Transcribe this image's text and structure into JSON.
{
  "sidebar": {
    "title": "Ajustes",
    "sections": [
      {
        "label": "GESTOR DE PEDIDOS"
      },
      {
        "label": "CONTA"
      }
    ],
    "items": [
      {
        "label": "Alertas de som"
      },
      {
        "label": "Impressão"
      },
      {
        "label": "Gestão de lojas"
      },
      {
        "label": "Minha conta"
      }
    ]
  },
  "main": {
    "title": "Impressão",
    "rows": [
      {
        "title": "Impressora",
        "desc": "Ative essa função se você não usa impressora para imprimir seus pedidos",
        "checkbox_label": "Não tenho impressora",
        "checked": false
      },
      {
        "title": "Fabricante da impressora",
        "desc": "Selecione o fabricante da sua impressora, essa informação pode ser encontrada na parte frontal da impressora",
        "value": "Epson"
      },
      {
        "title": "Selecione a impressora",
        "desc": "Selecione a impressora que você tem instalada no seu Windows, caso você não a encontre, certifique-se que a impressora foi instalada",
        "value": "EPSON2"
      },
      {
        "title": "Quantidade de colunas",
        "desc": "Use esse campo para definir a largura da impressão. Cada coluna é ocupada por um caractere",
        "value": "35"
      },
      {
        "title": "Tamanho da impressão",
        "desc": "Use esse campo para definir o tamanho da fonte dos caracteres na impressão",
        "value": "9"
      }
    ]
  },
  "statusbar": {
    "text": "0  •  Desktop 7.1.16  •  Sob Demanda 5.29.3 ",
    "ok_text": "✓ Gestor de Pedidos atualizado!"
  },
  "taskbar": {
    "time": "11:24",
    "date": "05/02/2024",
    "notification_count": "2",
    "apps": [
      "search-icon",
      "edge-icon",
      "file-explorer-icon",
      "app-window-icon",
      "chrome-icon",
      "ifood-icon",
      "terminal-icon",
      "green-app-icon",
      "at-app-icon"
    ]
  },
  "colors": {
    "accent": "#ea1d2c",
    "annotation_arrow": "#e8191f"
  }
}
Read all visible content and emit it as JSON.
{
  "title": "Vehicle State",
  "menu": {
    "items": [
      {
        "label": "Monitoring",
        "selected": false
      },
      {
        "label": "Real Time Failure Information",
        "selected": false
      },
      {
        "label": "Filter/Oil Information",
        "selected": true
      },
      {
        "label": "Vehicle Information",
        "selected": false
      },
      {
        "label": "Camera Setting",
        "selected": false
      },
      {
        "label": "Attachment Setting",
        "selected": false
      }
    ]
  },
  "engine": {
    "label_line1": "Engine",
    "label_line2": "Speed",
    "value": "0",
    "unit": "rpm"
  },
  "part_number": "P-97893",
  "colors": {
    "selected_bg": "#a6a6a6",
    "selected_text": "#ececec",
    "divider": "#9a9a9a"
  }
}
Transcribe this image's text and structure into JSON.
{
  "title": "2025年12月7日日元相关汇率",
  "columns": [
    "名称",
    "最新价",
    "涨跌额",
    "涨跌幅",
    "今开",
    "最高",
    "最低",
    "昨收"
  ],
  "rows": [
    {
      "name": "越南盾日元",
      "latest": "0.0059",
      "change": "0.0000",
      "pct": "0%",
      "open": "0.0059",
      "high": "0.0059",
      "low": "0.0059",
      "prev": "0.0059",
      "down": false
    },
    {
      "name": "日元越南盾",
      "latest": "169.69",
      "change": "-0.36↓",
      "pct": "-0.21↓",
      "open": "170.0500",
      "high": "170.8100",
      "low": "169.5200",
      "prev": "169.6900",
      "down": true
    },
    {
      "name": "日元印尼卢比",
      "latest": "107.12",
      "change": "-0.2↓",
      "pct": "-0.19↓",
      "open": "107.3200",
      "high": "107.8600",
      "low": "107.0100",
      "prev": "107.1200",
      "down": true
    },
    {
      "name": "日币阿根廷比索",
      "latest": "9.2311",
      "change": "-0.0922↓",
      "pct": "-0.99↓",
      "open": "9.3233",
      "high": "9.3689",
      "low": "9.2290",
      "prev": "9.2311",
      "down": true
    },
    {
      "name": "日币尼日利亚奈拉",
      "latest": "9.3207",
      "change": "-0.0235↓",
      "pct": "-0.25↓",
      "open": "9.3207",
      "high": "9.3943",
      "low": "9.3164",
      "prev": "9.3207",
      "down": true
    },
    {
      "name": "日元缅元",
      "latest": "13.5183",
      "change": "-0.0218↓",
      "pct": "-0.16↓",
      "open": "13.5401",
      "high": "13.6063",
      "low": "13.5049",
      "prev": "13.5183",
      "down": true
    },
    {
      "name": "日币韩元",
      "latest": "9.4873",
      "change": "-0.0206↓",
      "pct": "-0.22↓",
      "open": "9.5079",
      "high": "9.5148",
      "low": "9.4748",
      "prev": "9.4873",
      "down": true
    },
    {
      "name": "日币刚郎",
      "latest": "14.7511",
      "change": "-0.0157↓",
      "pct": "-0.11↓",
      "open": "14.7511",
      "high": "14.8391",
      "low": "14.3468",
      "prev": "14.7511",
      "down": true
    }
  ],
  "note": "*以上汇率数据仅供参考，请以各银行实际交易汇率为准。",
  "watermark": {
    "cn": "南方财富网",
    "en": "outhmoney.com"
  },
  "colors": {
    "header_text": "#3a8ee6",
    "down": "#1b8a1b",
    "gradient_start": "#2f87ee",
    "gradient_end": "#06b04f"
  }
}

========================================

→ **Instructions to follow**
Reply with nothing but a number: how many lines of the entries above contain the string "essa"?

→ **Worked solution**
2